Dear All,

I'm looking for fast APIs with XQuery support to process large XML files.
I've followed the instructions of the tutorial "XQJ Tutorial Part XI: Processing Large Inputs"
available at: http://www.xquery.com/tutorials/xqj_tutorial/processing-large-inputs.html
explaining how XQJ makes this possible thanks to BINDING_MODE_DEFERRED + bindDocument.

The problem is that Saxon 9 issus me an exception
at the bindDocument call
that is to say before the executeQuery call!

Here is the error stack trace:

Exception in thread "main" java.lang.OutOfMemoryError: Java heap space

at net.sf.saxon.tinytree.TinyTree.ensureAttributeCapacity(TinyTree.java:250)
at net.sf.saxon.tinytree.TinyTree.addAttribute(TinyTree.java:538)
at net.sf.saxon.tinytree.TinyBuilder.attribute(TinyBuilder.java:258)

• Records supplied:

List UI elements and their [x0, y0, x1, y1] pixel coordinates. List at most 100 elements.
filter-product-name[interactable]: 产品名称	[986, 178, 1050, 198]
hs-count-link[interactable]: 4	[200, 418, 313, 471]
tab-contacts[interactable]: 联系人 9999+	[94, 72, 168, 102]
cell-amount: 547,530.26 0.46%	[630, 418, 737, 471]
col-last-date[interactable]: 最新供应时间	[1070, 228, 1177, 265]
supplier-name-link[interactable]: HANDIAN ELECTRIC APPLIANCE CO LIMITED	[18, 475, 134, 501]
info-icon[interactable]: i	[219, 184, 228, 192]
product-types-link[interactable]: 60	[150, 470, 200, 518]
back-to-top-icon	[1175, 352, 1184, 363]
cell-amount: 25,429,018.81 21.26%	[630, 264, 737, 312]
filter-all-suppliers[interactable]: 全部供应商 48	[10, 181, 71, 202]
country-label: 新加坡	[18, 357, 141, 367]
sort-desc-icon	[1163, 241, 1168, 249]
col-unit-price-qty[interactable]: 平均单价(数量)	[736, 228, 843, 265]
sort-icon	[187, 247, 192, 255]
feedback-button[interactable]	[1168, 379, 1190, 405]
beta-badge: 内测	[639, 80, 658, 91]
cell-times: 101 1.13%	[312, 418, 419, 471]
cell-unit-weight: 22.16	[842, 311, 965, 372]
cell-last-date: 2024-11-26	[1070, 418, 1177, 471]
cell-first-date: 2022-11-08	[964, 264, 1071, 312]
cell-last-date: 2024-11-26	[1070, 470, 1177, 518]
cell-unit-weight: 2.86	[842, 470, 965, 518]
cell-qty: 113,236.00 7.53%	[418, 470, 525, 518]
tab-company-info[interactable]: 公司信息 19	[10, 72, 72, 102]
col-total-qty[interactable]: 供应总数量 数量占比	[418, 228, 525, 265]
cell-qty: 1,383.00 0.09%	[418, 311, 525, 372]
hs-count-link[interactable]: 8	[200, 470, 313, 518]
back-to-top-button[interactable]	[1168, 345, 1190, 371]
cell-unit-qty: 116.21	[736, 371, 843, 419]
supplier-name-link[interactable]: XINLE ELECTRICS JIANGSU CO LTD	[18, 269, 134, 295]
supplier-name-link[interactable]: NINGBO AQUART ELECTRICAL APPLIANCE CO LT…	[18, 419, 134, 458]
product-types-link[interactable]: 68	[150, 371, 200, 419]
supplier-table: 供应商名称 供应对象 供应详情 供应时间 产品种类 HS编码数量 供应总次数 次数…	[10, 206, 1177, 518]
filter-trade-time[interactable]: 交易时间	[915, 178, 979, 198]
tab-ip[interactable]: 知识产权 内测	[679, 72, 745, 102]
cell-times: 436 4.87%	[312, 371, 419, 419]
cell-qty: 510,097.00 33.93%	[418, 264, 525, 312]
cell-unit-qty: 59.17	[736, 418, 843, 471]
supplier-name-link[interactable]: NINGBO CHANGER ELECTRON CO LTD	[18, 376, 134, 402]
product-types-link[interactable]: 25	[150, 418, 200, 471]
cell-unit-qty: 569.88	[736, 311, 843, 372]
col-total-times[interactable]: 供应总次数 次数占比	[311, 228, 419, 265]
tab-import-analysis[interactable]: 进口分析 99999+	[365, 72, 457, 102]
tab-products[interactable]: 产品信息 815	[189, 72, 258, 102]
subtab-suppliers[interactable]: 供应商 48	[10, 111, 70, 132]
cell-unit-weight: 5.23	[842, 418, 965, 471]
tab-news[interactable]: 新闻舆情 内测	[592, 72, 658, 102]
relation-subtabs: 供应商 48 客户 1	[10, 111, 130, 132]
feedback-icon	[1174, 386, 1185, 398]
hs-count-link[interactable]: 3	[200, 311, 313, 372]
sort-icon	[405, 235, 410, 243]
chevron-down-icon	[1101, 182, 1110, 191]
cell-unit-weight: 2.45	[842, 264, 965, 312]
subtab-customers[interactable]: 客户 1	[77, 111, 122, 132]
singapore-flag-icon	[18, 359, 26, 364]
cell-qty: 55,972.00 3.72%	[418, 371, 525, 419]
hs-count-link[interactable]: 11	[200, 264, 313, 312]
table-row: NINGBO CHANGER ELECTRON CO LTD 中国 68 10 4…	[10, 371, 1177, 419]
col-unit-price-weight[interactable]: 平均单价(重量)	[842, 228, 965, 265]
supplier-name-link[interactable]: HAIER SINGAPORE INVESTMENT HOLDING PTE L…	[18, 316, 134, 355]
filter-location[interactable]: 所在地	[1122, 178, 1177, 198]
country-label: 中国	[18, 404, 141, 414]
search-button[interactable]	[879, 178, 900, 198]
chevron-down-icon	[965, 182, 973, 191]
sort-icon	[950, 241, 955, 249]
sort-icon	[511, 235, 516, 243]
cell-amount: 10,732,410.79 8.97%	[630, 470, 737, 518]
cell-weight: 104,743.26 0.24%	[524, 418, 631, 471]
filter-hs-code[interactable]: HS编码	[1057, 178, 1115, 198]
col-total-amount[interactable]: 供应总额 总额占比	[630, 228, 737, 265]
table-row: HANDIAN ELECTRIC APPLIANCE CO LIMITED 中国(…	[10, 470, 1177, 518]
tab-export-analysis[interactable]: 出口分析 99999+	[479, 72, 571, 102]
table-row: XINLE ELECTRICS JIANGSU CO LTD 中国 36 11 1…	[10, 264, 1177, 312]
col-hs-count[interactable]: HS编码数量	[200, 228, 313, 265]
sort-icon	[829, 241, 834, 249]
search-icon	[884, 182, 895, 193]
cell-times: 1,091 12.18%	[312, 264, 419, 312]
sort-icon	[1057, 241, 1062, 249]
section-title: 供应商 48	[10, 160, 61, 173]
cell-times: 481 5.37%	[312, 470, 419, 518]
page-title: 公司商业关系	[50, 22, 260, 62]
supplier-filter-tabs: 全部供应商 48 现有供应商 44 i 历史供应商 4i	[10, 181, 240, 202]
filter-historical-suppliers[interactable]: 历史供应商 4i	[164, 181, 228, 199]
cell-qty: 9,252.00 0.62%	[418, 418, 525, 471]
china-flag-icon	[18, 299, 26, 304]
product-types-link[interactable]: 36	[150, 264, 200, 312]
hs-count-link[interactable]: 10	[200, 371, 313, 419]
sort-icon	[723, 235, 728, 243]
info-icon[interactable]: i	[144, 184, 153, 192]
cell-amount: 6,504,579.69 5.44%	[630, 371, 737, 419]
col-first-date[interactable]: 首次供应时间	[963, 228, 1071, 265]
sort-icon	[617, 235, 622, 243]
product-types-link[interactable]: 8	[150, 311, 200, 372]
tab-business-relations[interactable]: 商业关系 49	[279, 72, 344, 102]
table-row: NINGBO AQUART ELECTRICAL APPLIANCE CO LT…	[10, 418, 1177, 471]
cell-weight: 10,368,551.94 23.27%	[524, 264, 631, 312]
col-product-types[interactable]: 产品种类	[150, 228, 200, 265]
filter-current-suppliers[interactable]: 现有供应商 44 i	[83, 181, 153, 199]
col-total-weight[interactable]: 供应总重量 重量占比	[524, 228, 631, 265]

• Task list:
1. Reproduce the rows word for word, from the first row through the row containing "371, 200, 419]", including both.
2. Continue the forum post about Saxon running out of memory on large XML files, picking up after its last line.

• Solved tasks:
1.
List UI elements and their [x0, y0, x1, y1] pixel coordinates. List at most 100 elements.
filter-product-name[interactable]: 产品名称	[986, 178, 1050, 198]
hs-count-link[interactable]: 4	[200, 418, 313, 471]
tab-contacts[interactable]: 联系人 9999+	[94, 72, 168, 102]
cell-amount: 547,530.26 0.46%	[630, 418, 737, 471]
col-last-date[interactable]: 最新供应时间	[1070, 228, 1177, 265]
supplier-name-link[interactable]: HANDIAN ELECTRIC APPLIANCE CO LIMITED	[18, 475, 134, 501]
info-icon[interactable]: i	[219, 184, 228, 192]
product-types-link[interactable]: 60	[150, 470, 200, 518]
back-to-top-icon	[1175, 352, 1184, 363]
cell-amount: 25,429,018.81 21.26%	[630, 264, 737, 312]
filter-all-suppliers[interactable]: 全部供应商 48	[10, 181, 71, 202]
country-label: 新加坡	[18, 357, 141, 367]
sort-desc-icon	[1163, 241, 1168, 249]
col-unit-price-qty[interactable]: 平均单价(数量)	[736, 228, 843, 265]
sort-icon	[187, 247, 192, 255]
feedback-button[interactable]	[1168, 379, 1190, 405]
beta-badge: 内测	[639, 80, 658, 91]
cell-times: 101 1.13%	[312, 418, 419, 471]
cell-unit-weight: 22.16	[842, 311, 965, 372]
cell-last-date: 2024-11-26	[1070, 418, 1177, 471]
cell-first-date: 2022-11-08	[964, 264, 1071, 312]
cell-last-date: 2024-11-26	[1070, 470, 1177, 518]
cell-unit-weight: 2.86	[842, 470, 965, 518]
cell-qty: 113,236.00 7.53%	[418, 470, 525, 518]
tab-company-info[interactable]: 公司信息 19	[10, 72, 72, 102]
col-total-qty[interactable]: 供应总数量 数量占比	[418, 228, 525, 265]
cell-qty: 1,383.00 0.09%	[418, 311, 525, 372]
hs-count-link[interactable]: 8	[200, 470, 313, 518]
back-to-top-button[interactable]	[1168, 345, 1190, 371]
cell-unit-qty: 116.21	[736, 371, 843, 419]
supplier-name-link[interactable]: XINLE ELECTRICS JIANGSU CO LTD	[18, 269, 134, 295]
supplier-name-link[interactable]: NINGBO AQUART ELECTRICAL APPLIANCE CO LT…	[18, 419, 134, 458]
product-types-link[interactable]: 68	[150, 371, 200, 419]

2.
at net.sf.saxon.event.ReceivingContentHandler.startElement(ReceivingContentHandler.java:361)
at com.sun.org.apache.xerces.internal.parsers.AbstractSAXParser.startElement(AbstractSAXParser.java:501)
at com.sun.org.apache.xerces.internal.impl.XMLNSDocumentScannerImpl.scanStartElement(XMLNSDocumentScannerImpl.java:400)
at com.sun.org.apache.xerces.internal.impl.XMLDocumentFragmentScannerImpl$FragmentContentDriver.next(XMLDocumentFragmentScannerImpl.java:2740)
at com.sun.org.apache.xerces.internal.impl.XMLDocumentScannerImpl.next(XMLDocumentScannerImpl.java:645)
at com.sun.org.apache.xerces.internal.impl.XMLNSDocumentScannerImpl.next(XMLNSDocumentScannerImpl.java:140)
at com.sun.org.apache.xerces.internal.impl.XMLDocumentFragmentScannerImpl.scanDocument(XMLDocumentFragmentScannerImpl.java:508)
at com.sun.org.apache.xerces.internal.parsers.XML11Configuration.parse(XML11Configuration.java:807)
at com.sun.org.apache.xerces.internal.parsers.XML11Configuration.parse(XML11Configuration.java:737)
at com.sun.org.apache.xerces.internal.parsers.XMLParser.parse(XMLParser.java:107)
at com.sun.org.apache.xerces.internal.parsers.AbstractSAXParser.parse(AbstractSAXParser.java:1205)
at com.sun.org.apache.xerces.internal.jaxp.SAXParserImpl$JAXPSAXParser.parse(SAXParserImpl.java:522)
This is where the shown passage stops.